-- begin Data --

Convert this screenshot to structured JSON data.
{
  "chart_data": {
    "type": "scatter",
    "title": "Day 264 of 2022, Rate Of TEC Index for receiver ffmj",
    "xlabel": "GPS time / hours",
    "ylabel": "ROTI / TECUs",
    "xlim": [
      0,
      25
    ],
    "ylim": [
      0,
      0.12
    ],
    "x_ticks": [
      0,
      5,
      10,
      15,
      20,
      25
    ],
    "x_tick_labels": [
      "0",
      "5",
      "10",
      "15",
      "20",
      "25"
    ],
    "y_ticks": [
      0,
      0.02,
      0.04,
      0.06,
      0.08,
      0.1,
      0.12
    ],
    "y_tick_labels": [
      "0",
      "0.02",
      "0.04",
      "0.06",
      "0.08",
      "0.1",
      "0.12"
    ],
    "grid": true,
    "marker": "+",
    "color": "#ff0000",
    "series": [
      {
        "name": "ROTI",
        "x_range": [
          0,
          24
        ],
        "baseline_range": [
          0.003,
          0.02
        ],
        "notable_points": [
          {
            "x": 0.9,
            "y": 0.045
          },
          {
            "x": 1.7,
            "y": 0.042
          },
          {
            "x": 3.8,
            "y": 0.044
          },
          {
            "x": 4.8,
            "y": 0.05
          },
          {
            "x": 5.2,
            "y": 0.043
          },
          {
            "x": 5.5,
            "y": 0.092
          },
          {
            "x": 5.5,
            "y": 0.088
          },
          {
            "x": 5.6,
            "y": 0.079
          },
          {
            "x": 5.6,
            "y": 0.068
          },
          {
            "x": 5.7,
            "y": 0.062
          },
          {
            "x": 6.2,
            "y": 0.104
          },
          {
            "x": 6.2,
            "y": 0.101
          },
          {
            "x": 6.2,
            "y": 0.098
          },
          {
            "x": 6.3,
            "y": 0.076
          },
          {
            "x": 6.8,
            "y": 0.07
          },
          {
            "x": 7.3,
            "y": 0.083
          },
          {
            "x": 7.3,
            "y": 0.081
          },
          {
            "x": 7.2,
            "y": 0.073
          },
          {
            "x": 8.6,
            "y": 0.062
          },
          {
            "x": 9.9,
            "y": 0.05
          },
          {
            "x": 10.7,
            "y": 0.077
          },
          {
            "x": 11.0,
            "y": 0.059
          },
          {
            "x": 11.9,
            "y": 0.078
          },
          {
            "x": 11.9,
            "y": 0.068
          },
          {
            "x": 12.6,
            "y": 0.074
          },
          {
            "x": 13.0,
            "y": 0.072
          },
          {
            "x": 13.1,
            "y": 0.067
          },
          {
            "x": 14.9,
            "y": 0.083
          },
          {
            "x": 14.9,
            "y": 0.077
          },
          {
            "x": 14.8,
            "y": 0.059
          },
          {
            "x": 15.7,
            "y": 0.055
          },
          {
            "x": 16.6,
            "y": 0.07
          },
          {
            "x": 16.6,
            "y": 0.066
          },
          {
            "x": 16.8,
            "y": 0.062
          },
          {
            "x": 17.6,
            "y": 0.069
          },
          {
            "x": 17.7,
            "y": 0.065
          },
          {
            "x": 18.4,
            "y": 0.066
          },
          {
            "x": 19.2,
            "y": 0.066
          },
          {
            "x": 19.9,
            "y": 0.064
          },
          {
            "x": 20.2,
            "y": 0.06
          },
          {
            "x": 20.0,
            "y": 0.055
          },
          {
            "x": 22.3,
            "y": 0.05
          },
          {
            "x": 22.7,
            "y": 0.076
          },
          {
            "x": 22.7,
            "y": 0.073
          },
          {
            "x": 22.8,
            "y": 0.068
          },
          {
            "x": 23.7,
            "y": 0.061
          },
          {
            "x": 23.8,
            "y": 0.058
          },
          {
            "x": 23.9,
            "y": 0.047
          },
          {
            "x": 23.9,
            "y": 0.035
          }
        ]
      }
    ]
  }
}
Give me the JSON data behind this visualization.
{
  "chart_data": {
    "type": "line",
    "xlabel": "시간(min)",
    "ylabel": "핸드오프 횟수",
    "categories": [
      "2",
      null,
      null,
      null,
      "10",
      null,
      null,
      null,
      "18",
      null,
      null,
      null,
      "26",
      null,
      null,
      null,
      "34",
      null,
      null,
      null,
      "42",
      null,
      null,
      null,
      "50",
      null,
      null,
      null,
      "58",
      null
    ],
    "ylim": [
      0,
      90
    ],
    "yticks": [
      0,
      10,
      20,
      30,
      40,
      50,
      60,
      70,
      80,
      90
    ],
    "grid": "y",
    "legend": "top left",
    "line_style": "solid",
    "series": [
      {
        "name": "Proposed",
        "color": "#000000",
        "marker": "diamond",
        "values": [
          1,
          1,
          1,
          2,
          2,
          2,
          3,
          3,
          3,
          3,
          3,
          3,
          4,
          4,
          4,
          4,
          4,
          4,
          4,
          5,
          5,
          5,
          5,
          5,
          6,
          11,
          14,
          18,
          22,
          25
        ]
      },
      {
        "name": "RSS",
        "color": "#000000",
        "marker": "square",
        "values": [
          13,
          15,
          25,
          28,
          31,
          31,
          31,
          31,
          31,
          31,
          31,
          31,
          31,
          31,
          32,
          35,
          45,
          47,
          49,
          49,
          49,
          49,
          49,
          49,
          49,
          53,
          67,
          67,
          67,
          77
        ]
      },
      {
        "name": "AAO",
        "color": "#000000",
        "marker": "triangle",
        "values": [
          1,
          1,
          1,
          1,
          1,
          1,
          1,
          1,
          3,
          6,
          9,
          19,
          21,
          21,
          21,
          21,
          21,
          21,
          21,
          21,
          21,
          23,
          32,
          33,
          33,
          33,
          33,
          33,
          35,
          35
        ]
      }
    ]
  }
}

-- end Data --

▸ **Your objective**
Repeat the data precisely, line by line.

▸ **Output for this task**
Convert this screenshot to structured JSON data.
{
  "chart_data": {
    "type": "scatter",
    "title": "Day 264 of 2022, Rate Of TEC Index for receiver ffmj",
    "xlabel": "GPS time / hours",
    "ylabel": "ROTI / TECUs",
    "xlim": [
      0,
      25
    ],
    "ylim": [
      0,
      0.12
    ],
    "x_ticks": [
      0,
      5,
      10,
      15,
      20,
      25
    ],
    "x_tick_labels": [
      "0",
      "5",
      "10",
      "15",
      "20",
      "25"
    ],
    "y_ticks": [
      0,
      0.02,
      0.04,
      0.06,
      0.08,
      0.1,
      0.12
    ],
    "y_tick_labels": [
      "0",
      "0.02",
      "0.04",
      "0.06",
      "0.08",
      "0.1",
      "0.12"
    ],
    "grid": true,
    "marker": "+",
    "color": "#ff0000",
    "series": [
      {
        "name": "ROTI",
        "x_range": [
          0,
          24
        ],
        "baseline_range": [
          0.003,
          0.02
        ],
        "notable_points": [
          {
            "x": 0.9,
            "y": 0.045
          },
          {
            "x": 1.7,
            "y": 0.042
          },
          {
            "x": 3.8,
            "y": 0.044
          },
          {
            "x": 4.8,
            "y": 0.05
          },
          {
            "x": 5.2,
            "y": 0.043
          },
          {
            "x": 5.5,
            "y": 0.092
          },
          {
            "x": 5.5,
            "y": 0.088
          },
          {
            "x": 5.6,
            "y": 0.079
          },
          {
            "x": 5.6,
            "y": 0.068
          },
          {
            "x": 5.7,
            "y": 0.062
          },
          {
            "x": 6.2,
            "y": 0.104
          },
          {
            "x": 6.2,
            "y": 0.101
          },
          {
            "x": 6.2,
            "y": 0.098
          },
          {
            "x": 6.3,
            "y": 0.076
          },
          {
            "x": 6.8,
            "y": 0.07
          },
          {
            "x": 7.3,
            "y": 0.083
          },
          {
            "x": 7.3,
            "y": 0.081
          },
          {
            "x": 7.2,
            "y": 0.073
          },
          {
            "x": 8.6,
            "y": 0.062
          },
          {
            "x": 9.9,
            "y": 0.05
          },
          {
            "x": 10.7,
            "y": 0.077
          },
          {
            "x": 11.0,
            "y": 0.059
          },
          {
            "x": 11.9,
            "y": 0.078
          },
          {
            "x": 11.9,
            "y": 0.068
          },
          {
            "x": 12.6,
            "y": 0.074
          },
          {
            "x": 13.0,
            "y": 0.072
          },
          {
            "x": 13.1,
            "y": 0.067
          },
          {
            "x": 14.9,
            "y": 0.083
          },
          {
            "x": 14.9,
            "y": 0.077
          },
          {
            "x": 14.8,
            "y": 0.059
          },
          {
            "x": 15.7,
            "y": 0.055
          },
          {
            "x": 16.6,
            "y": 0.07
          },
          {
            "x": 16.6,
            "y": 0.066
          },
          {
            "x": 16.8,
            "y": 0.062
          },
          {
            "x": 17.6,
            "y": 0.069
          },
          {
            "x": 17.7,
            "y": 0.065
          },
          {
            "x": 18.4,
            "y": 0.066
          },
          {
            "x": 19.2,
            "y": 0.066
          },
          {
            "x": 19.9,
            "y": 0.064
          },
          {
            "x": 20.2,
            "y": 0.06
          },
          {
            "x": 20.0,
            "y": 0.055
          },
          {
            "x": 22.3,
            "y": 0.05
          },
          {
            "x": 22.7,
            "y": 0.076
          },
          {
            "x": 22.7,
            "y": 0.073
          },
          {
            "x": 22.8,
            "y": 0.068
          },
          {
            "x": 23.7,
            "y": 0.061
          },
          {
            "x": 23.8,
            "y": 0.058
          },
          {
            "x": 23.9,
            "y": 0.047
          },
          {
            "x": 23.9,
            "y": 0.035
          }
        ]
      }
    ]
  }
}
Give me the JSON data behind this visualization.
{
  "chart_data": {
    "type": "line",
    "xlabel": "시간(min)",
    "ylabel": "핸드오프 횟수",
    "categories": [
      "2",
      null,
      null,
      null,
      "10",
      null,
      null,
      null,
      "18",
      null,
      null,
      null,
      "26",
      null,
      null,
      null,
      "34",
      null,
      null,
      null,
      "42",
      null,
      null,
      null,
      "50",
      null,
      null,
      null,
      "58",
      null
    ],
    "ylim": [
      0,
      90
    ],
    "yticks": [
      0,
      10,
      20,
      30,
      40,
      50,
      60,
      70,
      80,
      90
    ],
    "grid": "y",
    "legend": "top left",
    "line_style": "solid",
    "series": [
      {
        "name": "Proposed",
        "color": "#000000",
        "marker": "diamond",
        "values": [
          1,
          1,
          1,
          2,
          2,
          2,
          3,
          3,
          3,
          3,
          3,
          3,
          4,
          4,
          4,
          4,
          4,
          4,
          4,
          5,
          5,
          5,
          5,
          5,
          6,
          11,
          14,
          18,
          22,
          25
        ]
      },
      {
        "name": "RSS",
        "color": "#000000",
        "marker": "square",
        "values": [
          13,
          15,
          25,
          28,
          31,
          31,
          31,
          31,
          31,
          31,
          31,
          31,
          31,
          31,
          32,
          35,
          45,
          47,
          49,
          49,
          49,
          49,
          49,
          49,
          49,
          53,
          67,
          67,
          67,
          77
        ]
      },
      {
        "name": "AAO",
        "color": "#000000",
        "marker": "triangle",
        "values": [
          1,
          1,
          1,
          1,
          1,
          1,
          1,
          1,
          3,
          6,
          9,
          19,
          21,
          21,
          21,
          21,
          21,
          21,
          21,
          21,
          21,
          23,
          32,
          33,
          33,
          33,
          33,
          33,
          35,
          35
        ]
      }
    ]
  }
}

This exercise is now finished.